● **SELECTION**
This is rather misleading, the FLP theorem talks about fully asynchronous networks with unbounded delay. Partial synchrony is a perfectly reasonable assumption and allows atomic broadcast and locking to work perfectly well even if there is an unknown but finite bound on network delay.
Atomic Broadcast (via Paxos or RAFT) does not depend on partial synchrony assumptions to maintain its safety properties.
Your internet or intranet networks are definitely asynchronous and assuming delays are bound is a recipe for building crappy systems that will inevitably fail on you in hard to debug ways.
I'm sorry, I didn't mean to be bashful. I am not familiar with S3 and maybe what you describe is a perfectly safe solution for S3 and certain classes of usage.
I could not get past the point where you promulgate the idea that ZK can be used to implement locks.
Traditionally a 'lock' guarantees mutual exclusion between threads or processes.
"Distributed locks" are not locks at all.

● **EXERCISE GOAL**
Extend the forum exchange on distributed locks and consensus above, picking up right after its final sentence.

● **DATASET EXTRACT**
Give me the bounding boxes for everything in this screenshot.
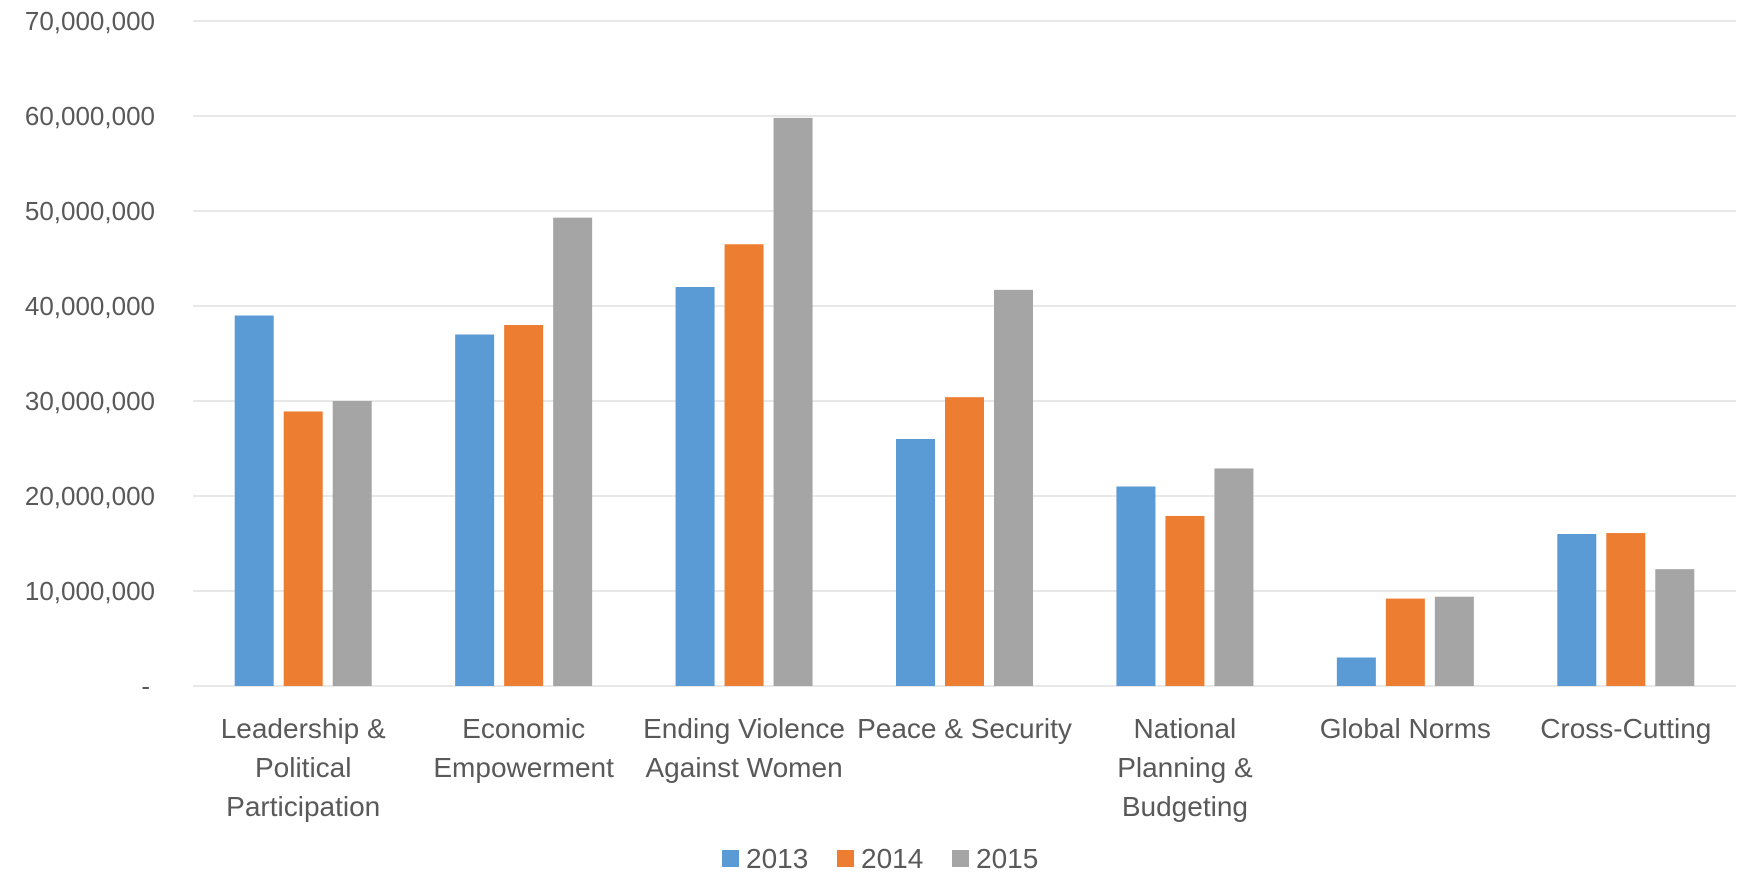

● **ANSWER TO THIS TASK**
They look the same from API perspective, but they have much weaker properties. They cannot be used to guarantee mutual exclusion.
I think any mention of distributed locks / leader election should come with a giant warning: THESE LOCKS ARE NOT AS STRONG AS THE ONES YOU ARE USED TO.
Skipping this warning is doing a disservice to your readers.
Yes, but the vast majority of network traffic these days is TCP and very, very rarely does that cause a problem because applications already need to have logic to handle failures which cannot be solved at the transport level. There is a meaningful difference between theoretically perfect and close enough to build even enormous systems with high availability.
Your second camp is the latter half of my first sentence. As a simple example, the transport layer cannot prevent a successfully-received message from being dropped by an overloaded or malfunctioning server, duplicate transmissions due to client errors, etc. so most applications have mechanisms to indicate status beyond simple receipt, timeouts to handle a wide range of errors only some of which involve the transport layer, and so forth. Once you have that, most applications can tolerate the slight increase in TCP failures which a different protocol would prevent.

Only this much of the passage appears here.